Problem requirements: Copy out every line exactly as given.

[Data records]
----

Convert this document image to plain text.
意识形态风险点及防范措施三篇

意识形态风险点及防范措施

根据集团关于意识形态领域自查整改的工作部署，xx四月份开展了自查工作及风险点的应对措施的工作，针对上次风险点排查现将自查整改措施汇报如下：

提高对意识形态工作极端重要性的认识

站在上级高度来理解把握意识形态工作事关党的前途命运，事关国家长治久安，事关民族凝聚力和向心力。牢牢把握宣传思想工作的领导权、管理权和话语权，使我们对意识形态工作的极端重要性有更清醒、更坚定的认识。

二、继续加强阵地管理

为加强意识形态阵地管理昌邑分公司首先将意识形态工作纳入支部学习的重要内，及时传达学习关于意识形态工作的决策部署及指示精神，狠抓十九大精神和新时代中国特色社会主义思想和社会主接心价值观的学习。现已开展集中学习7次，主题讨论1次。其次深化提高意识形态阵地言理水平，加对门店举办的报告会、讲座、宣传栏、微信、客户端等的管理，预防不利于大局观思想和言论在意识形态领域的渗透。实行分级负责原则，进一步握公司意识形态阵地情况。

----

Final result:
Convert this document image to plain text.
意识形态风险点及防范措施三篇

意识形态风险点及防范措施

根据集团关于意识形态领域自查整改的工作部署，xx四月份开展了自查工作及风险点的应对措施的工作，针对上次风险点排查现将自查整改措施汇报如下：

提高对意识形态工作极端重要性的认识

站在上级高度来理解把握意识形态工作事关党的前途命运，事关国家长治久安，事关民族凝聚力和向心力。牢牢把握宣传思想工作的领导权、管理权和话语权，使我们对意识形态工作的极端重要性有更清醒、更坚定的认识。

二、继续加强阵地管理

为加强意识形态阵地管理昌邑分公司首先将意识形态工作纳入支部学习的重要内，及时传达学习关于意识形态工作的决策部署及指示精神，狠抓十九大精神和新时代中国特色社会主义思想和社会主接心价值观的学习。现已开展集中学习7次，主题讨论1次。其次深化提高意识形态阵地言理水平，加对门店举办的报告会、讲座、宣传栏、微信、客户端等的管理，预防不利于大局观思想和言论在意识形态领域的渗透。实行分级负责原则，进一步握公司意识形态阵地情况。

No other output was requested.